> _Material provided_:
▶

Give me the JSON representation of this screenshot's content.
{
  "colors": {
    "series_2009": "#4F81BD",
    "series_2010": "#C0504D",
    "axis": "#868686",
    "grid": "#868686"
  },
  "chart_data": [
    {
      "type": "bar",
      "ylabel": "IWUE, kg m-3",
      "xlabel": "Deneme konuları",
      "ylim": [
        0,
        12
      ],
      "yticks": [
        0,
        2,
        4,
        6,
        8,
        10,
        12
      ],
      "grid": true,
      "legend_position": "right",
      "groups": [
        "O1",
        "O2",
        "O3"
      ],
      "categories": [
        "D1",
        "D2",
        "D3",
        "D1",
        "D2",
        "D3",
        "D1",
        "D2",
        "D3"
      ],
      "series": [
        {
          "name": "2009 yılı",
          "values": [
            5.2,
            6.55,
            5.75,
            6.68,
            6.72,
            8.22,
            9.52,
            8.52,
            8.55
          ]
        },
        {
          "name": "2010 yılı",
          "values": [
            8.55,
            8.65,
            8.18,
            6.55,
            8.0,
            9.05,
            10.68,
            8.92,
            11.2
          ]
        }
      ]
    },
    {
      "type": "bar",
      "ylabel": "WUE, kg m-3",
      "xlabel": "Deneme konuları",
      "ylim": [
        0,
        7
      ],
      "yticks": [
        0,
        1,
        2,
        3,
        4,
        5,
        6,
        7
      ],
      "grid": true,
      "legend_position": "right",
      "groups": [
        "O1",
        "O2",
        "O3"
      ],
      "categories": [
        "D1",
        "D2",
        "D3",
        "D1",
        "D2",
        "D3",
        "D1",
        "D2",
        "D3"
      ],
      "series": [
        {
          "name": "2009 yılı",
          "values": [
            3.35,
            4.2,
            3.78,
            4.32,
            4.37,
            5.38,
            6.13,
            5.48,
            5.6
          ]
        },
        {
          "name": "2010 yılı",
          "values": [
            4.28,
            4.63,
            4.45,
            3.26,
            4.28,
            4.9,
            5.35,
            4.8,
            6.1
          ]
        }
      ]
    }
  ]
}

◀

> _Directions_: Transcribe every entry word for word.

> _Answer below_:
Give me the JSON representation of this screenshot's content.
{
  "colors": {
    "series_2009": "#4F81BD",
    "series_2010": "#C0504D",
    "axis": "#868686",
    "grid": "#868686"
  },
  "chart_data": [
    {
      "type": "bar",
      "ylabel": "IWUE, kg m-3",
      "xlabel": "Deneme konuları",
      "ylim": [
        0,
        12
      ],
      "yticks": [
        0,
        2,
        4,
        6,
        8,
        10,
        12
      ],
      "grid": true,
      "legend_position": "right",
      "groups": [
        "O1",
        "O2",
        "O3"
      ],
      "categories": [
        "D1",
        "D2",
        "D3",
        "D1",
        "D2",
        "D3",
        "D1",
        "D2",
        "D3"
      ],
      "series": [
        {
          "name": "2009 yılı",
          "values": [
            5.2,
            6.55,
            5.75,
            6.68,
            6.72,
            8.22,
            9.52,
            8.52,
            8.55
          ]
        },
        {
          "name": "2010 yılı",
          "values": [
            8.55,
            8.65,
            8.18,
            6.55,
            8.0,
            9.05,
            10.68,
            8.92,
            11.2
          ]
        }
      ]
    },
    {
      "type": "bar",
      "ylabel": "WUE, kg m-3",
      "xlabel": "Deneme konuları",
      "ylim": [
        0,
        7
      ],
      "yticks": [
        0,
        1,
        2,
        3,
        4,
        5,
        6,
        7
      ],
      "grid": true,
      "legend_position": "right",
      "groups": [
        "O1",
        "O2",
        "O3"
      ],
      "categories": [
        "D1",
        "D2",
        "D3",
        "D1",
        "D2",
        "D3",
        "D1",
        "D2",
        "D3"
      ],
      "series": [
        {
          "name": "2009 yılı",
          "values": [
            3.35,
            4.2,
            3.78,
            4.32,
            4.37,
            5.38,
            6.13,
            5.48,
            5.6
          ]
        },
        {
          "name": "2010 yılı",
          "values": [
            4.28,
            4.63,
            4.45,
            3.26,
            4.28,
            4.9,
            5.35,
            4.8,
            6.1
          ]
        }
      ]
    }
  ]
}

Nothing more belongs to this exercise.